• _Task objective_: Going through the material below, please gather all lines with the word "image" in them.

• _Input records_:
•••••

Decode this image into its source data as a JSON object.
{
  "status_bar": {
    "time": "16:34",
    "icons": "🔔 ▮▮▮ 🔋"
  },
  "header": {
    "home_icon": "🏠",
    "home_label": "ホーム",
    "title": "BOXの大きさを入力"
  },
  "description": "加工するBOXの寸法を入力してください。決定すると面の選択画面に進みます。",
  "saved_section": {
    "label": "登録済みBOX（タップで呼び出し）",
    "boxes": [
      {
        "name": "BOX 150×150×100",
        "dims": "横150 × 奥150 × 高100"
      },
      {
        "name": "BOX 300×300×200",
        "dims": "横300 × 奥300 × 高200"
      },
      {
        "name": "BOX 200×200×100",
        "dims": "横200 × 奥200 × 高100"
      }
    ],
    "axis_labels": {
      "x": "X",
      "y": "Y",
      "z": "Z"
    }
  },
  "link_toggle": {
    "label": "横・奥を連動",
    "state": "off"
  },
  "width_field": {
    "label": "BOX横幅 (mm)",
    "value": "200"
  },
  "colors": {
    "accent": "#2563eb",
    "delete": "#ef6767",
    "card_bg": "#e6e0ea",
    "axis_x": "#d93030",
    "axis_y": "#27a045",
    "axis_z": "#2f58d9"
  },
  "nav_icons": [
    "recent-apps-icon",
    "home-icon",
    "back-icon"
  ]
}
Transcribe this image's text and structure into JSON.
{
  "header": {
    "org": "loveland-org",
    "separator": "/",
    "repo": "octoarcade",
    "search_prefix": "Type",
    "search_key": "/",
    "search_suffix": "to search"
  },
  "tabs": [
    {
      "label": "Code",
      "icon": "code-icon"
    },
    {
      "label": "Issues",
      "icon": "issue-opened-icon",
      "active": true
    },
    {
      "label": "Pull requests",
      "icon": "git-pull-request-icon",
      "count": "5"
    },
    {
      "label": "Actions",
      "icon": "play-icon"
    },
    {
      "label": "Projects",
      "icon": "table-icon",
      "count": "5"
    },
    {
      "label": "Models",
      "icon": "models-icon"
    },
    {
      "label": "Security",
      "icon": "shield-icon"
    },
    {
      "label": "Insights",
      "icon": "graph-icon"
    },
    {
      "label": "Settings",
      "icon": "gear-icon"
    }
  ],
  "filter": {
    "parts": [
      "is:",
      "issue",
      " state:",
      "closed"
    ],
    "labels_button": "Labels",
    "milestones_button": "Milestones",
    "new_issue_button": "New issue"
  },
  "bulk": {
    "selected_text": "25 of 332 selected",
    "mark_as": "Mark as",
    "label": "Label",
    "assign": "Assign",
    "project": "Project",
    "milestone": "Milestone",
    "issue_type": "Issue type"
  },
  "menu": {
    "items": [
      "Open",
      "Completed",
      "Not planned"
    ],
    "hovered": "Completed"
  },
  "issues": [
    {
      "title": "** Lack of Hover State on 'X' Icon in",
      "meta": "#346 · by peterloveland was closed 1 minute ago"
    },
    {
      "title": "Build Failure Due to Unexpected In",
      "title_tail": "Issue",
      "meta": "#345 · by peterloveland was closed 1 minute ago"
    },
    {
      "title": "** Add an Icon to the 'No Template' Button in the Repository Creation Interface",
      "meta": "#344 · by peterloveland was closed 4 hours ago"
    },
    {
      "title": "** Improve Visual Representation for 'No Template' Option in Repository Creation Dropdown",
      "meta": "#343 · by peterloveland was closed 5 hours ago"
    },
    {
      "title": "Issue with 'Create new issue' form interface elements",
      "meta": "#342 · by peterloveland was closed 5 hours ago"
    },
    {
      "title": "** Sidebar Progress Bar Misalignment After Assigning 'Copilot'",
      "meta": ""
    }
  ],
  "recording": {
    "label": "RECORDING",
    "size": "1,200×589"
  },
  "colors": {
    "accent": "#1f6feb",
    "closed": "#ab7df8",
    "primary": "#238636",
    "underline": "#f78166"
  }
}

•••••

• _Answer to the problem_:
Decode this image into its source data as a JSON object.
Transcribe this image's text and structure into JSON.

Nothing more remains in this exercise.